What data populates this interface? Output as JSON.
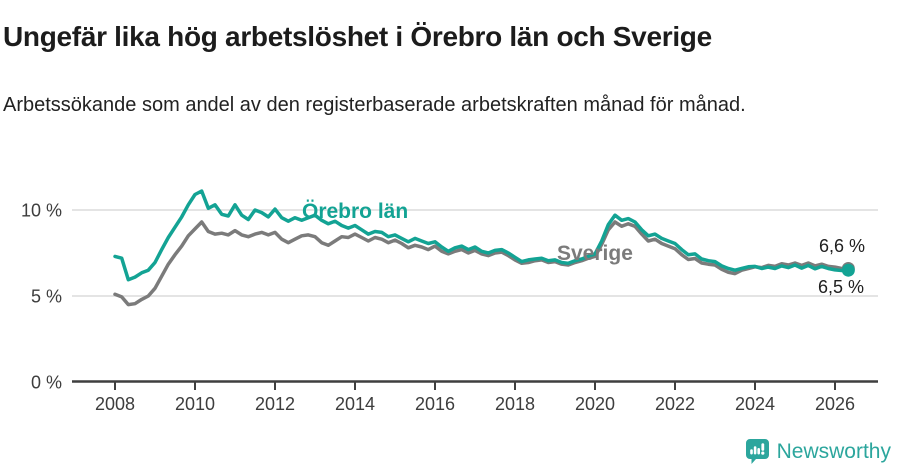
{
  "header": {
    "title": "Ungefär lika hög arbetslöshet i Örebro län och Sverige",
    "subtitle": "Arbetssökande som andel av den registerbaserade arbetskraften månad för månad."
  },
  "chart_data": {
    "type": "line",
    "title": "Ungefär lika hög arbetslöshet i Örebro län och Sverige",
    "xlabel": "",
    "ylabel": "",
    "unit": "%",
    "xlim": [
      2008,
      2026.5
    ],
    "ylim": [
      0,
      11.8
    ],
    "grid": "horizontal",
    "legend_position": "inline-labels",
    "x_start": 2008.0,
    "x_step_months": 2,
    "x_ticks": [
      {
        "year": 2008,
        "label": "2008"
      },
      {
        "year": 2010,
        "label": "2010"
      },
      {
        "year": 2012,
        "label": "2012"
      },
      {
        "year": 2014,
        "label": "2014"
      },
      {
        "year": 2016,
        "label": "2016"
      },
      {
        "year": 2018,
        "label": "2018"
      },
      {
        "year": 2020,
        "label": "2020"
      },
      {
        "year": 2022,
        "label": "2022"
      },
      {
        "year": 2024,
        "label": "2024"
      },
      {
        "year": 2026,
        "label": "2026"
      }
    ],
    "y_ticks": [
      {
        "value": 0,
        "label": "0 %"
      },
      {
        "value": 5,
        "label": "5 %"
      },
      {
        "value": 10,
        "label": "10 %"
      }
    ],
    "series": [
      {
        "name": "Örebro län",
        "color": "#13a394",
        "end_label": "6,5 %",
        "end_value": 6.5,
        "values": [
          7.3,
          7.2,
          5.95,
          6.1,
          6.35,
          6.5,
          6.95,
          7.7,
          8.4,
          9.0,
          9.6,
          10.3,
          10.9,
          11.1,
          10.1,
          10.3,
          9.75,
          9.65,
          10.3,
          9.7,
          9.45,
          10.0,
          9.85,
          9.6,
          10.05,
          9.55,
          9.35,
          9.55,
          9.4,
          9.55,
          9.7,
          9.4,
          9.2,
          9.35,
          9.1,
          8.95,
          9.1,
          8.85,
          8.6,
          8.75,
          8.7,
          8.45,
          8.55,
          8.35,
          8.15,
          8.35,
          8.2,
          8.05,
          8.15,
          7.85,
          7.6,
          7.8,
          7.9,
          7.7,
          7.85,
          7.6,
          7.5,
          7.65,
          7.7,
          7.5,
          7.25,
          7.0,
          7.1,
          7.15,
          7.2,
          7.05,
          7.1,
          6.95,
          6.9,
          7.05,
          7.15,
          7.3,
          7.45,
          8.2,
          9.15,
          9.7,
          9.4,
          9.5,
          9.3,
          8.85,
          8.5,
          8.6,
          8.35,
          8.2,
          8.05,
          7.7,
          7.4,
          7.45,
          7.15,
          7.05,
          7.0,
          6.75,
          6.6,
          6.5,
          6.6,
          6.7,
          6.72,
          6.6,
          6.68,
          6.6,
          6.75,
          6.65,
          6.8,
          6.62,
          6.78,
          6.58,
          6.72,
          6.6,
          6.52,
          6.48,
          6.5
        ]
      },
      {
        "name": "Sverige",
        "color": "#7b7b7b",
        "end_label": "6,6 %",
        "end_value": 6.6,
        "values": [
          5.1,
          4.95,
          4.5,
          4.55,
          4.8,
          5.0,
          5.45,
          6.15,
          6.85,
          7.4,
          7.9,
          8.5,
          8.9,
          9.3,
          8.75,
          8.6,
          8.65,
          8.55,
          8.8,
          8.55,
          8.45,
          8.6,
          8.7,
          8.55,
          8.7,
          8.3,
          8.1,
          8.3,
          8.5,
          8.55,
          8.45,
          8.1,
          7.95,
          8.2,
          8.45,
          8.4,
          8.6,
          8.4,
          8.2,
          8.4,
          8.3,
          8.1,
          8.25,
          8.05,
          7.8,
          7.95,
          7.85,
          7.7,
          7.9,
          7.6,
          7.45,
          7.6,
          7.7,
          7.5,
          7.65,
          7.45,
          7.35,
          7.5,
          7.55,
          7.35,
          7.1,
          6.9,
          6.95,
          7.05,
          7.1,
          6.95,
          7.0,
          6.85,
          6.8,
          6.95,
          7.05,
          7.2,
          7.3,
          8.0,
          8.85,
          9.3,
          9.05,
          9.2,
          9.05,
          8.6,
          8.2,
          8.3,
          8.05,
          7.9,
          7.75,
          7.4,
          7.12,
          7.18,
          6.92,
          6.85,
          6.8,
          6.55,
          6.38,
          6.3,
          6.5,
          6.6,
          6.7,
          6.65,
          6.78,
          6.72,
          6.88,
          6.8,
          6.92,
          6.78,
          6.92,
          6.75,
          6.85,
          6.72,
          6.68,
          6.6,
          6.6
        ]
      }
    ]
  },
  "colors": {
    "accent_teal": "#13a394",
    "series_gray": "#7b7b7b",
    "gridline": "#dbdbdb",
    "axis": "#3f3f3f"
  },
  "footer": {
    "brand": "Newsworthy"
  }
}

===============

WHAT YOU NEED TO DO: Output all of the data exactly as it stands, minus any images.

FINAL ANSWER:
What data populates this interface? Output as JSON.
{
  "header": {
    "title": "Ungefär lika hög arbetslöshet i Örebro län och Sverige",
    "subtitle": "Arbetssökande som andel av den registerbaserade arbetskraften månad för månad."
  },
  "chart_data": {
    "type": "line",
    "title": "Ungefär lika hög arbetslöshet i Örebro län och Sverige",
    "xlabel": "",
    "ylabel": "",
    "unit": "%",
    "xlim": [
      2008,
      2026.5
    ],
    "ylim": [
      0,
      11.8
    ],
    "grid": "horizontal",
    "legend_position": "inline-labels",
    "x_start": 2008.0,
    "x_step_months": 2,
    "x_ticks": [
      {
        "year": 2008,
        "label": "2008"
      },
      {
        "year": 2010,
        "label": "2010"
      },
      {
        "year": 2012,
        "label": "2012"
      },
      {
        "year": 2014,
        "label": "2014"
      },
      {
        "year": 2016,
        "label": "2016"
      },
      {
        "year": 2018,
        "label": "2018"
      },
      {
        "year": 2020,
        "label": "2020"
      },
      {
        "year": 2022,
        "label": "2022"
      },
      {
        "year": 2024,
        "label": "2024"
      },
      {
        "year": 2026,
        "label": "2026"
      }
    ],
    "y_ticks": [
      {
        "value": 0,
        "label": "0 %"
      },
      {
        "value": 5,
        "label": "5 %"
      },
      {
        "value": 10,
        "label": "10 %"
      }
    ],
    "series": [
      {
        "name": "Örebro län",
        "color": "#13a394",
        "end_label": "6,5 %",
        "end_value": 6.5,
        "values": [
          7.3,
          7.2,
          5.95,
          6.1,
          6.35,
          6.5,
          6.95,
          7.7,
          8.4,
          9.0,
          9.6,
          10.3,
          10.9,
          11.1,
          10.1,
          10.3,
          9.75,
          9.65,
          10.3,
          9.7,
          9.45,
          10.0,
          9.85,
          9.6,
          10.05,
          9.55,
          9.35,
          9.55,
          9.4,
          9.55,
          9.7,
          9.4,
          9.2,
          9.35,
          9.1,
          8.95,
          9.1,
          8.85,
          8.6,
          8.75,
          8.7,
          8.45,
          8.55,
          8.35,
          8.15,
          8.35,
          8.2,
          8.05,
          8.15,
          7.85,
          7.6,
          7.8,
          7.9,
          7.7,
          7.85,
          7.6,
          7.5,
          7.65,
          7.7,
          7.5,
          7.25,
          7.0,
          7.1,
          7.15,
          7.2,
          7.05,
          7.1,
          6.95,
          6.9,
          7.05,
          7.15,
          7.3,
          7.45,
          8.2,
          9.15,
          9.7,
          9.4,
          9.5,
          9.3,
          8.85,
          8.5,
          8.6,
          8.35,
          8.2,
          8.05,
          7.7,
          7.4,
          7.45,
          7.15,
          7.05,
          7.0,
          6.75,
          6.6,
          6.5,
          6.6,
          6.7,
          6.72,
          6.6,
          6.68,
          6.6,
          6.75,
          6.65,
          6.8,
          6.62,
          6.78,
          6.58,
          6.72,
          6.6,
          6.52,
          6.48,
          6.5
        ]
      },
      {
        "name": "Sverige",
        "color": "#7b7b7b",
        "end_label": "6,6 %",
        "end_value": 6.6,
        "values": [
          5.1,
          4.95,
          4.5,
          4.55,
          4.8,
          5.0,
          5.45,
          6.15,
          6.85,
          7.4,
          7.9,
          8.5,
          8.9,
          9.3,
          8.75,
          8.6,
          8.65,
          8.55,
          8.8,
          8.55,
          8.45,
          8.6,
          8.7,
          8.55,
          8.7,
          8.3,
          8.1,
          8.3,
          8.5,
          8.55,
          8.45,
          8.1,
          7.95,
          8.2,
          8.45,
          8.4,
          8.6,
          8.4,
          8.2,
          8.4,
          8.3,
          8.1,
          8.25,
          8.05,
          7.8,
          7.95,
          7.85,
          7.7,
          7.9,
          7.6,
          7.45,
          7.6,
          7.7,
          7.5,
          7.65,
          7.45,
          7.35,
          7.5,
          7.55,
          7.35,
          7.1,
          6.9,
          6.95,
          7.05,
          7.1,
          6.95,
          7.0,
          6.85,
          6.8,
          6.95,
          7.05,
          7.2,
          7.3,
          8.0,
          8.85,
          9.3,
          9.05,
          9.2,
          9.05,
          8.6,
          8.2,
          8.3,
          8.05,
          7.9,
          7.75,
          7.4,
          7.12,
          7.18,
          6.92,
          6.85,
          6.8,
          6.55,
          6.38,
          6.3,
          6.5,
          6.6,
          6.7,
          6.65,
          6.78,
          6.72,
          6.88,
          6.8,
          6.92,
          6.78,
          6.92,
          6.75,
          6.85,
          6.72,
          6.68,
          6.6,
          6.6
        ]
      }
    ]
  },
  "colors": {
    "accent_teal": "#13a394",
    "series_gray": "#7b7b7b",
    "gridline": "#dbdbdb",
    "axis": "#3f3f3f"
  },
  "footer": {
    "brand": "Newsworthy"
  }
}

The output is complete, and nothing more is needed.